■ **What you will do**
Without the images, print all the entries below exactly as given.

:: Provided information ::

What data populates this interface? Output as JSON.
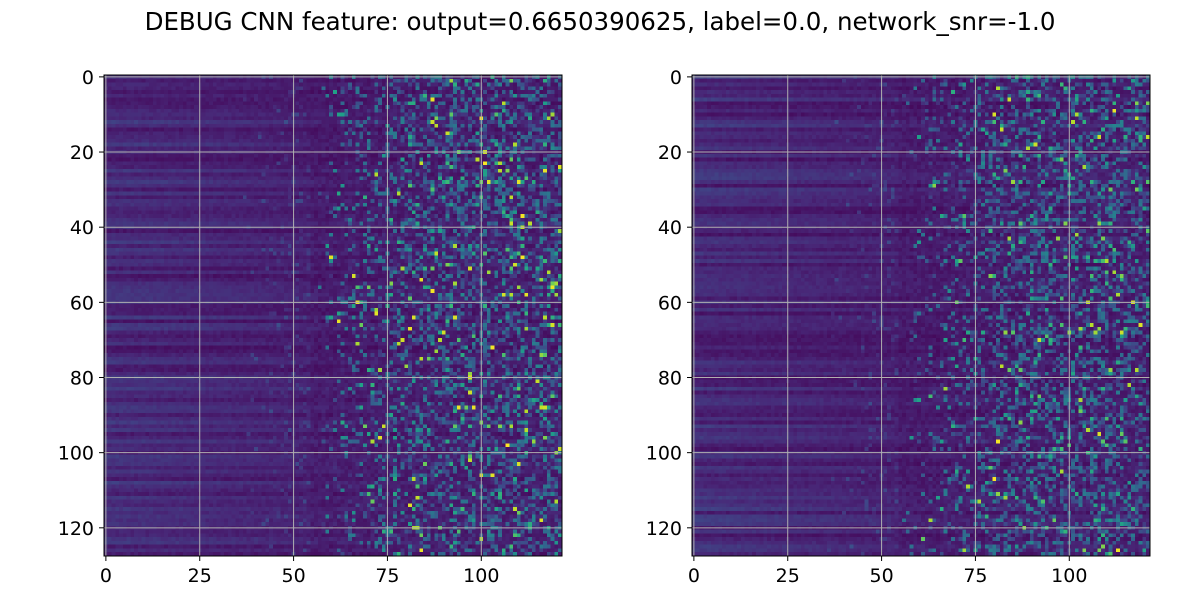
{
  "title": "DEBUG CNN feature: output=0.6650390625, label=0.0, network_snr=-1.0",
  "chart_data": [
    {
      "type": "heatmap",
      "title": "",
      "xlabel": "",
      "ylabel": "",
      "colormap": "viridis",
      "shape": [
        128,
        122
      ],
      "xlim": [
        -0.5,
        121.5
      ],
      "ylim": [
        127.5,
        -0.5
      ],
      "xticks": [
        0,
        25,
        50,
        75,
        100
      ],
      "yticks": [
        0,
        20,
        40,
        60,
        80,
        100,
        120
      ],
      "grid": true,
      "vmin": 0,
      "vmax": 1,
      "description_of_values": "mostly low values (dark purple) with row-wise horizontal banding for columns 0-55; sparse bright teal/yellow speckles increasing toward columns 65-121",
      "background_color": "#440154",
      "highlight_colors": [
        "#31688e",
        "#21918c",
        "#35b779",
        "#fde725"
      ]
    },
    {
      "type": "heatmap",
      "title": "",
      "xlabel": "",
      "ylabel": "",
      "colormap": "viridis",
      "shape": [
        128,
        122
      ],
      "xlim": [
        -0.5,
        121.5
      ],
      "ylim": [
        127.5,
        -0.5
      ],
      "xticks": [
        0,
        25,
        50,
        75,
        100
      ],
      "yticks": [
        0,
        20,
        40,
        60,
        80,
        100,
        120
      ],
      "grid": true,
      "vmin": 0,
      "vmax": 1,
      "description_of_values": "mostly low values (dark purple) with faint horizontal banding for columns 0-50; sparse teal/green speckles for columns 60-121, fewer bright yellow points than the left panel",
      "background_color": "#440154",
      "highlight_colors": [
        "#31688e",
        "#21918c",
        "#35b779",
        "#fde725"
      ]
    }
  ]
}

:::

■ **Solution for this task**
What data populates this interface? Output as JSON.
{
  "title": "DEBUG CNN feature: output=0.6650390625, label=0.0, network_snr=-1.0",
  "chart_data": [
    {
      "type": "heatmap",
      "title": "",
      "xlabel": "",
      "ylabel": "",
      "colormap": "viridis",
      "shape": [
        128,
        122
      ],
      "xlim": [
        -0.5,
        121.5
      ],
      "ylim": [
        127.5,
        -0.5
      ],
      "xticks": [
        0,
        25,
        50,
        75,
        100
      ],
      "yticks": [
        0,
        20,
        40,
        60,
        80,
        100,
        120
      ],
      "grid": true,
      "vmin": 0,
      "vmax": 1,
      "description_of_values": "mostly low values (dark purple) with row-wise horizontal banding for columns 0-55; sparse bright teal/yellow speckles increasing toward columns 65-121",
      "background_color": "#440154",
      "highlight_colors": [
        "#31688e",
        "#21918c",
        "#35b779",
        "#fde725"
      ]
    },
    {
      "type": "heatmap",
      "title": "",
      "xlabel": "",
      "ylabel": "",
      "colormap": "viridis",
      "shape": [
        128,
        122
      ],
      "xlim": [
        -0.5,
        121.5
      ],
      "ylim": [
        127.5,
        -0.5
      ],
      "xticks": [
        0,
        25,
        50,
        75,
        100
      ],
      "yticks": [
        0,
        20,
        40,
        60,
        80,
        100,
        120
      ],
      "grid": true,
      "vmin": 0,
      "vmax": 1,
      "description_of_values": "mostly low values (dark purple) with faint horizontal banding for columns 0-50; sparse teal/green speckles for columns 60-121, fewer bright yellow points than the left panel",
      "background_color": "#440154",
      "highlight_colors": [
        "#31688e",
        "#21918c",
        "#35b779",
        "#fde725"
      ]
    }
  ]
}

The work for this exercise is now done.